* _Task requirements_
Reproduce word for word the portion of the peptide coacervate study summary that starts with the words "Purpose of the" and finishes with "for intracellular delivery.".

* _Page extract_
....................

Purpose of the Study:

  • To investigate the molecular grammar dictating the phase behavior of short peptide coacervates.
  • To establish a predictive framework for designing peptide-based coacervates.
  • To explore the functional potential of these coacervates as protocell models and for intracellular delivery.

Main Methods:

  • Systematic investigation of phase separation in oxidized dimeric forms of short cysteine-terminated peptides acting as "sticker" units.
  • Analysis of the correlation between peptide sequence (arginine to aromatic ratio, aromatic residue identity) and phase behavior (saturation concentration).
  • Incorporation of an enzyme-inspired catalytic triad (Ser-His-Asp) and redox-active disulfide spacers to impart catalytic activity and responsive behavior.

Main Results:

  • LLPS behavior is primarily governed by the arginine to aromatic residue ratio and the identity of the aromatic residue (Phe, Tyr, Trp).
  • Saturation concentration (Csat) linearly correlates with aromatic residue hydrophobicity, with increased hydrophobicity enhancing phase separation.
  • Peptide coacervates demonstrated catalytic activity and reversible condensation/dissolution in response to glutathione, enabling cargo (mRNA) delivery.

Conclusions:

  • A minimal, predictive framework for designing peptide-based coacervates based on Rarg/aro and aromatic residue identity was established.
  • Functional peptide coacervates can be engineered for applications in intracellular delivery, mRNA vaccines, and understanding the origins of life.
  • Responsive peptide coacervates offer a versatile platform for controlled release of biomolecular cargos.

....................

Stored data entries:
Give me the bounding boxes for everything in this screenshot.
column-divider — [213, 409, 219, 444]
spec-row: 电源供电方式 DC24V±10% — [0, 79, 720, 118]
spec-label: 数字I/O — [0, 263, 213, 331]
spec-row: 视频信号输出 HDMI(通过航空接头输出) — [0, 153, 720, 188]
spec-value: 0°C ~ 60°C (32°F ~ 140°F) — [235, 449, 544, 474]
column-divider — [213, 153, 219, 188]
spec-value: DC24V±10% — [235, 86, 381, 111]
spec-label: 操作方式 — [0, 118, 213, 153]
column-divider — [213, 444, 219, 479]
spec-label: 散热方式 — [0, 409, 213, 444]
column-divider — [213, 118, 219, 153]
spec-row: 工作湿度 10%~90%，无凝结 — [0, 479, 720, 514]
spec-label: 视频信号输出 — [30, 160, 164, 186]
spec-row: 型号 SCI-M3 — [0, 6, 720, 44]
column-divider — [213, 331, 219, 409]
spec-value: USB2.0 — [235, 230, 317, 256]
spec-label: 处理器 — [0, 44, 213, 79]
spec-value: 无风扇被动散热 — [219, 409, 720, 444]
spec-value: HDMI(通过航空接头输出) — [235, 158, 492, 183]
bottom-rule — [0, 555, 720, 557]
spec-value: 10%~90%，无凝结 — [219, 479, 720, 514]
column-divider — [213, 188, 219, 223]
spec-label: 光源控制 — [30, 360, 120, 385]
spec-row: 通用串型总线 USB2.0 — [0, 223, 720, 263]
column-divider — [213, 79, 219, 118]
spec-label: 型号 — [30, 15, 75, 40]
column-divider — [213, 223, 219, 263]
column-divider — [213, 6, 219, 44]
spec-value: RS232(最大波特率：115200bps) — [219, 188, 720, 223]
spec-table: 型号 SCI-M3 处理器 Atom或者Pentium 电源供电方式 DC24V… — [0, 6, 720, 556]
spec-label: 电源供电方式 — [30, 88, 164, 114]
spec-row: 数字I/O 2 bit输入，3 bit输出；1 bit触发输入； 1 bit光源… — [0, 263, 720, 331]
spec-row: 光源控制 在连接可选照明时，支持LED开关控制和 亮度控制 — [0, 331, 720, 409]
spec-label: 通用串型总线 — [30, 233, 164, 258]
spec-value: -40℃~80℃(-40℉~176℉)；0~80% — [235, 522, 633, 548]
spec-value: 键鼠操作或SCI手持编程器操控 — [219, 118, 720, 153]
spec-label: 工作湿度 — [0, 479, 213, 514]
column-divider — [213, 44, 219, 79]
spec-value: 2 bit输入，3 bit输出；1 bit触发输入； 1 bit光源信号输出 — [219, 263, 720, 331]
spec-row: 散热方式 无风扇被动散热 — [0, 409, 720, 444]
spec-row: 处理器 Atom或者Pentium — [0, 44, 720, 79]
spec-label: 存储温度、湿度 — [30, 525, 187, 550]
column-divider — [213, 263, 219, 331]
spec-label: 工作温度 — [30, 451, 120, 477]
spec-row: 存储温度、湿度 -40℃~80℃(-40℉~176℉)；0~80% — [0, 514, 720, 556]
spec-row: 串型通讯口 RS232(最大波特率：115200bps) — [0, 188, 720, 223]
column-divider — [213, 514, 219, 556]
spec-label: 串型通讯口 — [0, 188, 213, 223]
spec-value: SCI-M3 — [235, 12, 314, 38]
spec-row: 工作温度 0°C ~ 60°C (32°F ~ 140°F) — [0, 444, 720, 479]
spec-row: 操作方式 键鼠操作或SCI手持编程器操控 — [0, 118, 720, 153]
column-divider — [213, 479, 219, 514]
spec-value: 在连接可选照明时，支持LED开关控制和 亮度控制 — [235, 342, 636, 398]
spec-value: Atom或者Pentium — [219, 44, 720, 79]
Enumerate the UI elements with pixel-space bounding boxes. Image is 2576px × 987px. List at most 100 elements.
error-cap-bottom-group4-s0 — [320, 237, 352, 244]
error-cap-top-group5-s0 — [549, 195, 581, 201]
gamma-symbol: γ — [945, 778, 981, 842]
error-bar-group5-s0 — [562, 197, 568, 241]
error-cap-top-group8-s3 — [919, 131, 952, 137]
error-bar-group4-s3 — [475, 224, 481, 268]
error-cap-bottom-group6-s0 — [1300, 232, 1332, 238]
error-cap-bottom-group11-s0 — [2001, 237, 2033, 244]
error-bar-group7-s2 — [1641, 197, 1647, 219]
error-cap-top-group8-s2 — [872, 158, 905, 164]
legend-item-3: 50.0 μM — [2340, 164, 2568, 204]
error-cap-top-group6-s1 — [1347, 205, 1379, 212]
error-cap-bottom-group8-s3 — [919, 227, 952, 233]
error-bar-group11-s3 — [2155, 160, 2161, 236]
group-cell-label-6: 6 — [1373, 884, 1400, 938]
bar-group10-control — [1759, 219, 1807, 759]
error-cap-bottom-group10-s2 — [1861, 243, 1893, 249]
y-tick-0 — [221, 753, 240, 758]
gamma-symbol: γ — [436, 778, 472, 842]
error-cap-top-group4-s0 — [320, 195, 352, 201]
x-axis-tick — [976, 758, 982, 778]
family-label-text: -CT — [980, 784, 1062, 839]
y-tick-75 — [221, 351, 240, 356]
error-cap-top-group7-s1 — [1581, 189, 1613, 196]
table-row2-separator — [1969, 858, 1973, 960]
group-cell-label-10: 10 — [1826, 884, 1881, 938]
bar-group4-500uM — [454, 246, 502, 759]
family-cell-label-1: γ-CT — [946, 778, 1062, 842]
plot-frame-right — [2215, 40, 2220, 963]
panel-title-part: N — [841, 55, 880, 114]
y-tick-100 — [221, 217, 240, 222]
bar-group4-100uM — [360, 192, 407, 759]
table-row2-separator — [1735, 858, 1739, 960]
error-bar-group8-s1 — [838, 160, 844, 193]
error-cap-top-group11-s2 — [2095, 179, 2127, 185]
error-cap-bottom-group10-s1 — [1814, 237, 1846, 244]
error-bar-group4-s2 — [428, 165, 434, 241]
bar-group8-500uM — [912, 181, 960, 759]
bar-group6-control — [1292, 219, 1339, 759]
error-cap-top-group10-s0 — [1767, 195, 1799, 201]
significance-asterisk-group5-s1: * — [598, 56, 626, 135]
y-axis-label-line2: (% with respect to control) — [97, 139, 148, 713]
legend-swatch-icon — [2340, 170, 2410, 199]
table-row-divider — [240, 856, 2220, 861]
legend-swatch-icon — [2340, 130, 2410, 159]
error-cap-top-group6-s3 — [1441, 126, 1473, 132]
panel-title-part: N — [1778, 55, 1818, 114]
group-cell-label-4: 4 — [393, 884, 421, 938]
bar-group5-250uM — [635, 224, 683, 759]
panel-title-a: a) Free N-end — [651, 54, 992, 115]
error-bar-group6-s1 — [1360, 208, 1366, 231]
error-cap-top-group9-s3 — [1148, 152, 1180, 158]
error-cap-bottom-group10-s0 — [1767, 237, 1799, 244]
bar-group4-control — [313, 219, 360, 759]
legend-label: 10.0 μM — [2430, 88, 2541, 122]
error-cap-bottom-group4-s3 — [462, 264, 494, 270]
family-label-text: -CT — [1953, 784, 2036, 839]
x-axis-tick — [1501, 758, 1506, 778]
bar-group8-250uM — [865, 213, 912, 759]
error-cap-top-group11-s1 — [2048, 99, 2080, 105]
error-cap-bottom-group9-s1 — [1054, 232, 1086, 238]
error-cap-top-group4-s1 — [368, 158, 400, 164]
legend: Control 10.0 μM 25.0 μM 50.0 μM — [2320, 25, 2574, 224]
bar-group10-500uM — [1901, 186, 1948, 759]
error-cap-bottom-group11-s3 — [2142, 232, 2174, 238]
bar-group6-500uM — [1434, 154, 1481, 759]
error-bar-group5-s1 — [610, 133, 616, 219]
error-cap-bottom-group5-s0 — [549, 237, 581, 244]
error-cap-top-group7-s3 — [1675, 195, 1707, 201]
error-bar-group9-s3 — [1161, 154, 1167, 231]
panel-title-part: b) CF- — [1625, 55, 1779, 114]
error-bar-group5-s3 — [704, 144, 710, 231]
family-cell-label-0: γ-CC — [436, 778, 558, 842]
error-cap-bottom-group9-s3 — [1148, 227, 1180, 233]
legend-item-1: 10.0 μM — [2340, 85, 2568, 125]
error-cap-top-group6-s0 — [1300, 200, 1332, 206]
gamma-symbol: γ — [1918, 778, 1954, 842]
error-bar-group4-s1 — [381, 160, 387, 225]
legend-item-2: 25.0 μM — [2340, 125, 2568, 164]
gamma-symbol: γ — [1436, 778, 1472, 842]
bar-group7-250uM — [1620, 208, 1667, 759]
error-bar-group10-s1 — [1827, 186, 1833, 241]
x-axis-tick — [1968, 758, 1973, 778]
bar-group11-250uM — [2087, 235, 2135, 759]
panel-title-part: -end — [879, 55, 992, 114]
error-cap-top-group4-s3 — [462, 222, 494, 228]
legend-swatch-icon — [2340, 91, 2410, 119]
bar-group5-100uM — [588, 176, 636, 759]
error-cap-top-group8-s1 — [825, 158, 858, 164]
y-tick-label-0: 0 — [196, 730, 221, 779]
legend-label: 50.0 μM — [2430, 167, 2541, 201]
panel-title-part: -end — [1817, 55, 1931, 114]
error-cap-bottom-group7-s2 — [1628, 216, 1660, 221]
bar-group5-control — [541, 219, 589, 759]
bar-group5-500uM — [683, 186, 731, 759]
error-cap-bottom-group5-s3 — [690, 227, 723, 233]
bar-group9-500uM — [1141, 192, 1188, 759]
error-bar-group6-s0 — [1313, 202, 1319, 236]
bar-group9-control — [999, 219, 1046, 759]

....................

* _Solution for this exercise_
Purpose of the Study:

  • To investigate the molecular grammar dictating the phase behavior of short peptide coacervates.
  • To establish a predictive framework for designing peptide-based coacervates.
  • To explore the functional potential of these coacervates as protocell models and for intracellular delivery.